-- start of Data for this exercise --

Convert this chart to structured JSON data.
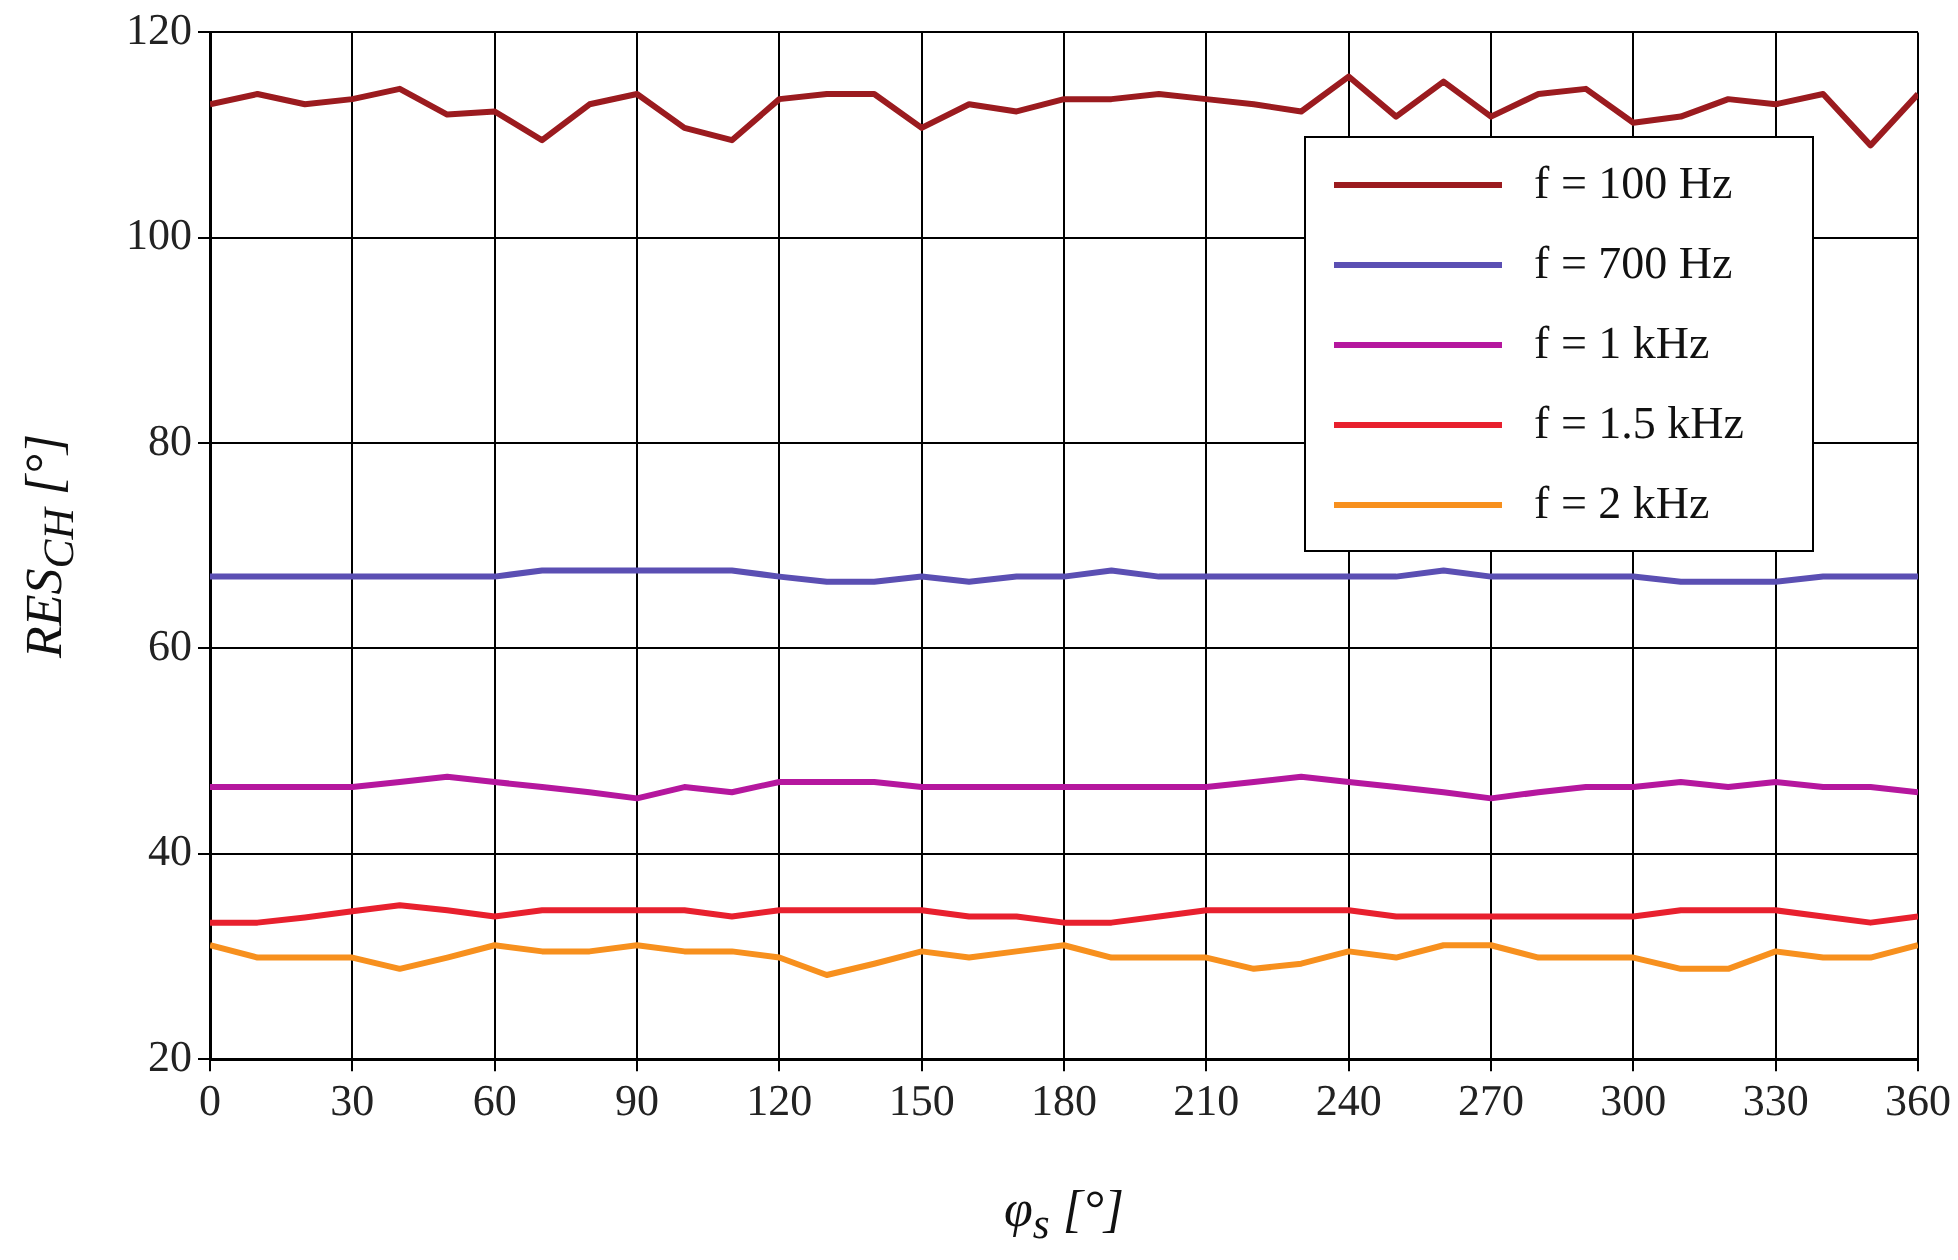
{
  "chart_data": {
    "type": "line",
    "xlabel": "φ$_{s}$ [°]",
    "ylabel": "RES$_{CH}$ [°]",
    "x": [
      0,
      10,
      20,
      30,
      40,
      50,
      60,
      70,
      80,
      90,
      100,
      110,
      120,
      130,
      140,
      150,
      160,
      170,
      180,
      190,
      200,
      210,
      220,
      230,
      240,
      250,
      260,
      270,
      280,
      290,
      300,
      310,
      320,
      330,
      340,
      350,
      360
    ],
    "series": [
      {
        "name": "f = 100 Hz",
        "color": "#9b1b1f",
        "values": [
          113,
          114,
          113,
          113.5,
          114.5,
          112,
          112.3,
          109.5,
          113,
          114,
          110.7,
          109.5,
          113.5,
          114,
          114,
          110.7,
          113,
          112.3,
          113.5,
          113.5,
          114,
          113.5,
          113,
          112.3,
          115.7,
          111.8,
          115.2,
          111.8,
          114,
          114.5,
          111.2,
          111.8,
          113.5,
          113,
          114,
          109,
          114
        ]
      },
      {
        "name": "f = 700 Hz",
        "color": "#5b4fb3",
        "values": [
          67,
          67,
          67,
          67,
          67,
          67,
          67,
          67.6,
          67.6,
          67.6,
          67.6,
          67.6,
          67,
          66.5,
          66.5,
          67,
          66.5,
          67,
          67,
          67.6,
          67,
          67,
          67,
          67,
          67,
          67,
          67.6,
          67,
          67,
          67,
          67,
          66.5,
          66.5,
          66.5,
          67,
          67,
          67
        ]
      },
      {
        "name": "f = 1 kHz",
        "color": "#b5179e",
        "values": [
          46.5,
          46.5,
          46.5,
          46.5,
          47,
          47.5,
          47,
          46.5,
          46,
          45.4,
          46.5,
          46,
          47,
          47,
          47,
          46.5,
          46.5,
          46.5,
          46.5,
          46.5,
          46.5,
          46.5,
          47,
          47.5,
          47,
          46.5,
          46,
          45.4,
          46,
          46.5,
          46.5,
          47,
          46.5,
          47,
          46.5,
          46.5,
          46
        ]
      },
      {
        "name": "f = 1.5 kHz",
        "color": "#e8202e",
        "values": [
          33.3,
          33.3,
          33.8,
          34.4,
          35,
          34.5,
          33.9,
          34.5,
          34.5,
          34.5,
          34.5,
          33.9,
          34.5,
          34.5,
          34.5,
          34.5,
          33.9,
          33.9,
          33.3,
          33.3,
          33.9,
          34.5,
          34.5,
          34.5,
          34.5,
          33.9,
          33.9,
          33.9,
          33.9,
          33.9,
          33.9,
          34.5,
          34.5,
          34.5,
          33.9,
          33.3,
          33.9
        ]
      },
      {
        "name": "f = 2 kHz",
        "color": "#f7901e",
        "values": [
          31.1,
          29.9,
          29.9,
          29.9,
          28.8,
          29.9,
          31.1,
          30.5,
          30.5,
          31.1,
          30.5,
          30.5,
          29.9,
          28.2,
          29.3,
          30.5,
          29.9,
          30.5,
          31.1,
          29.9,
          29.9,
          29.9,
          28.8,
          29.3,
          30.5,
          29.9,
          31.1,
          31.1,
          29.9,
          29.9,
          29.9,
          28.8,
          28.8,
          30.5,
          29.9,
          29.9,
          31.1
        ]
      }
    ],
    "xlim": [
      0,
      360
    ],
    "xticks": [
      0,
      30,
      60,
      90,
      120,
      150,
      180,
      210,
      240,
      270,
      300,
      330,
      360
    ],
    "ylim": [
      20,
      120
    ],
    "yticks": [
      20,
      40,
      60,
      80,
      100,
      120
    ],
    "grid": true,
    "legend": "top right",
    "marker": "none",
    "line_style": "solid"
  }
}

-- end of Data for this exercise --

Search the data above for the word "name", then gather each line in which it appears.

        "name": "f = 100 Hz",
        "name": "f = 700 Hz",
        "name": "f = 1 kHz",
        "name": "f = 1.5 kHz",
        "name": "f = 2 kHz",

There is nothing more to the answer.